Some records:
————————
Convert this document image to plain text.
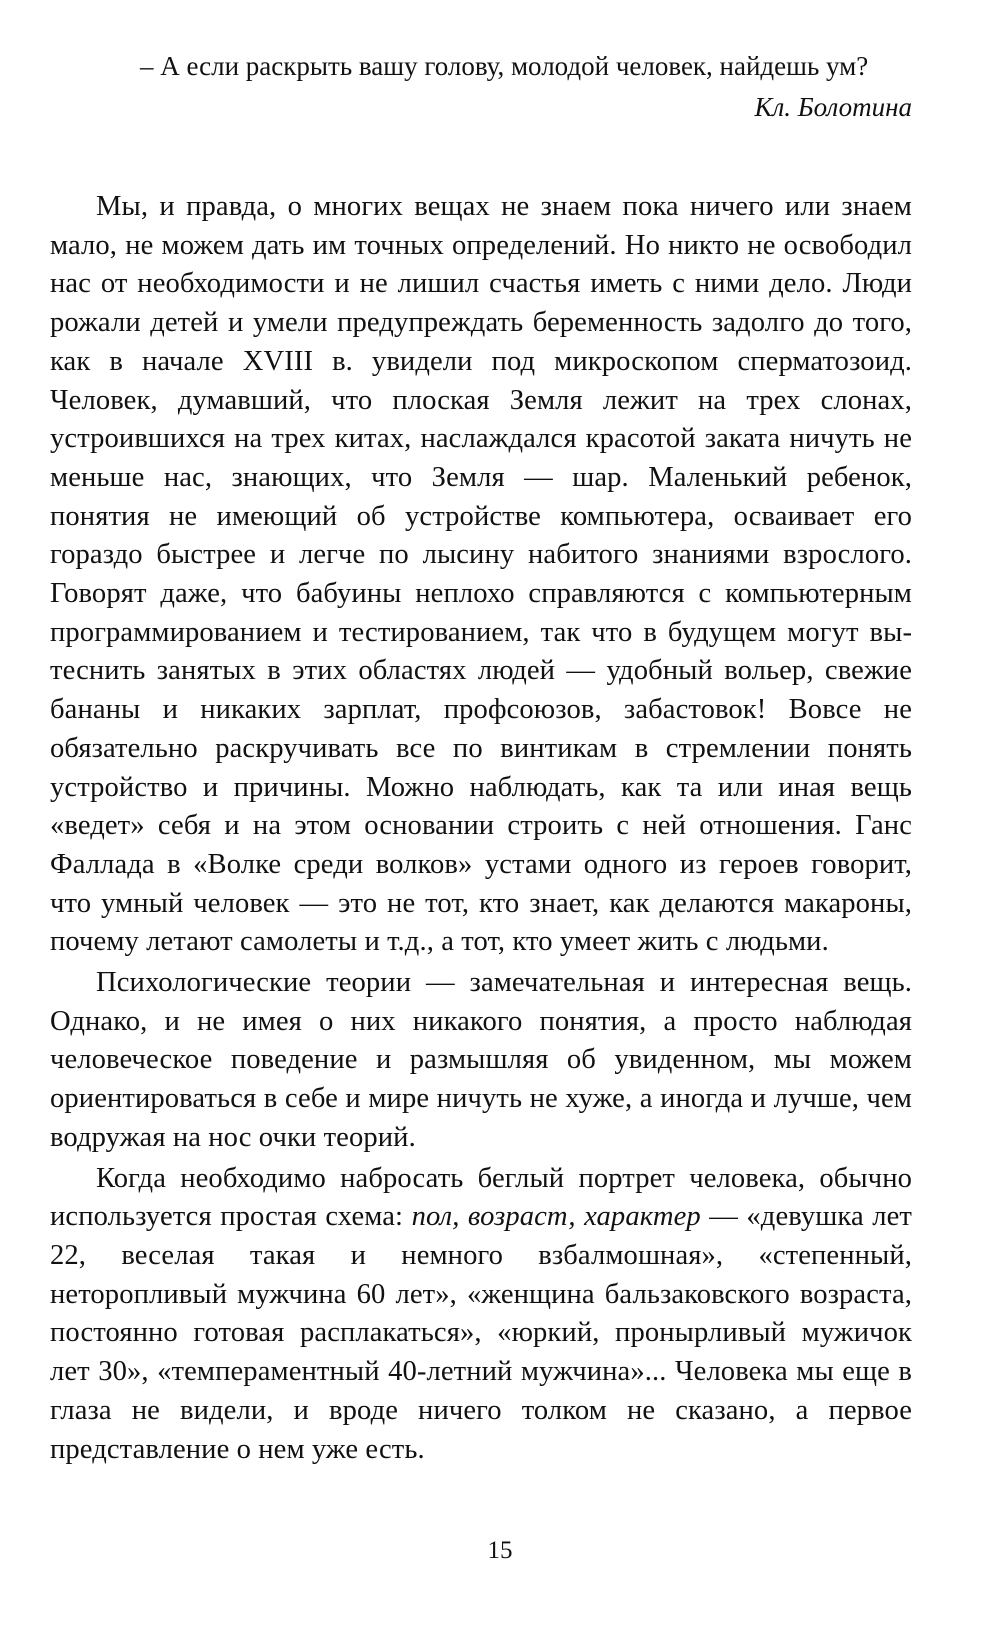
– А если раскрыть вашу голову, молодой человек, найдешь ум?

Кл. Болотина

Мы, и правда, о многих вещах не знаем пока ничего или знаем мало, не можем дать им точных определений. Но никто не освободил нас от необходимости и не лишил счастья иметь с ними дело. Люди рожали детей и умели предупреждать беременность задолго до того, как в начале XVIII в. увидели под микроскопом сперматозоид. Человек, думавший, что плоская Земля лежит на трех слонах, устроившихся на трех китах, наслаждался красотой заката ничуть не меньше нас, знающих, что Земля — шар. Маленький ребенок, понятия не имеющий об устройстве компьютера, осваивает его гораздо быстрее и легче по лысину набитого знаниями взрослого. Говорят даже, что бабуины неплохо справляются с компьютерным программированием и тестированием, так что в будущем могут вытеснить занятых в этих областях людей — удобный вольер, свежие бананы и никаких зарплат, профсоюзов, забастовок! Вовсе не обязательно раскручивать все по винтикам в стремлении понять устройство и причины. Можно наблюдать, как та или иная вещь «ведет» себя и на этом основании строить с ней отношения. Ганс Фаллада в «Волке среди волков» устами одного из героев говорит, что умный человек — это не тот, кто знает, как делаются макароны, почему летают самолеты и т.д., а тот, кто умеет жить с людьми.

Психологические теории — замечательная и интересная вещь. Однако, и не имея о них никакого понятия, а просто наблюдая человеческое поведение и размышляя об увиденном, мы можем ориентироваться в себе и мире ничуть не хуже, а иногда и лучше, чем водружая на нос очки теорий.

Когда необходимо набросать беглый портрет человека, обычно используется простая схема: пол, возраст, характер — «девушка лет 22, веселая такая и немного взбалмошная», «степенный, неторопливый мужчина 60 лет», «женщина бальзаковского возраста, постоянно готовая расплакаться», «юркий, пронырливый мужичок лет 30», «темпераментный 40-летний мужчина»... Человека мы еще в глаза не видели, и вроде ничего толком не сказано, а первое представление о нем уже есть.

15
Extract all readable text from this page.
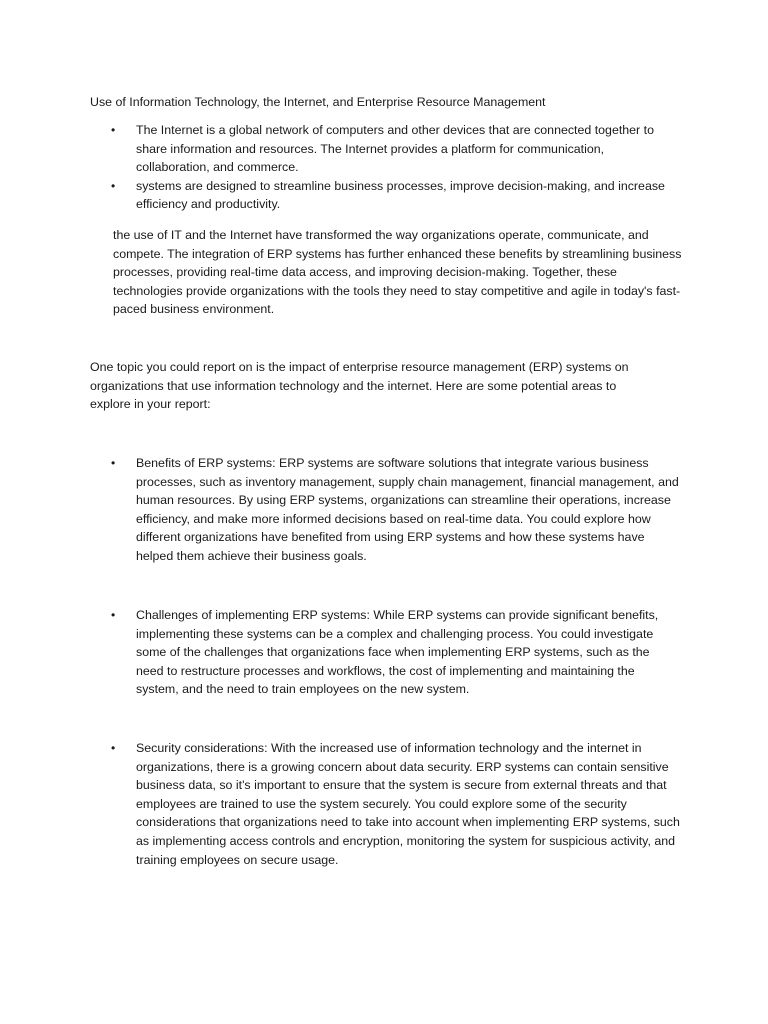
Use of Information Technology, the Internet, and Enterprise Resource Management
• The Internet is a global network of computers and other devices that are connected together to share information and resources. The Internet provides a platform for communication, collaboration, and commerce.
• systems are designed to streamline business processes, improve decision-making, and increase efficiency and productivity.

the use of IT and the Internet have transformed the way organizations operate, communicate, and compete. The integration of ERP systems has further enhanced these benefits by streamlining business processes, providing real-time data access, and improving decision-making. Together, these technologies provide organizations with the tools they need to stay competitive and agile in today's fast-paced business environment.

One topic you could report on is the impact of enterprise resource management (ERP) systems on organizations that use information technology and the internet. Here are some potential areas to explore in your report:

• Benefits of ERP systems: ERP systems are software solutions that integrate various business processes, such as inventory management, supply chain management, financial management, and human resources. By using ERP systems, organizations can streamline their operations, increase efficiency, and make more informed decisions based on real-time data. You could explore how different organizations have benefited from using ERP systems and how these systems have helped them achieve their business goals.
• Challenges of implementing ERP systems: While ERP systems can provide significant benefits, implementing these systems can be a complex and challenging process. You could investigate some of the challenges that organizations face when implementing ERP systems, such as the need to restructure processes and workflows, the cost of implementing and maintaining the system, and the need to train employees on the new system.
• Security considerations: With the increased use of information technology and the internet in organizations, there is a growing concern about data security. ERP systems can contain sensitive business data, so it's important to ensure that the system is secure from external threats and that employees are trained to use the system securely. You could explore some of the security considerations that organizations need to take into account when implementing ERP systems, such as implementing access controls and encryption, monitoring the system for suspicious activity, and training employees on secure usage.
————————
(Written task):
Copy out every line in the entries above that holds "text".

(Written answer):
Convert this document image to plain text.
Extract all readable text from this page.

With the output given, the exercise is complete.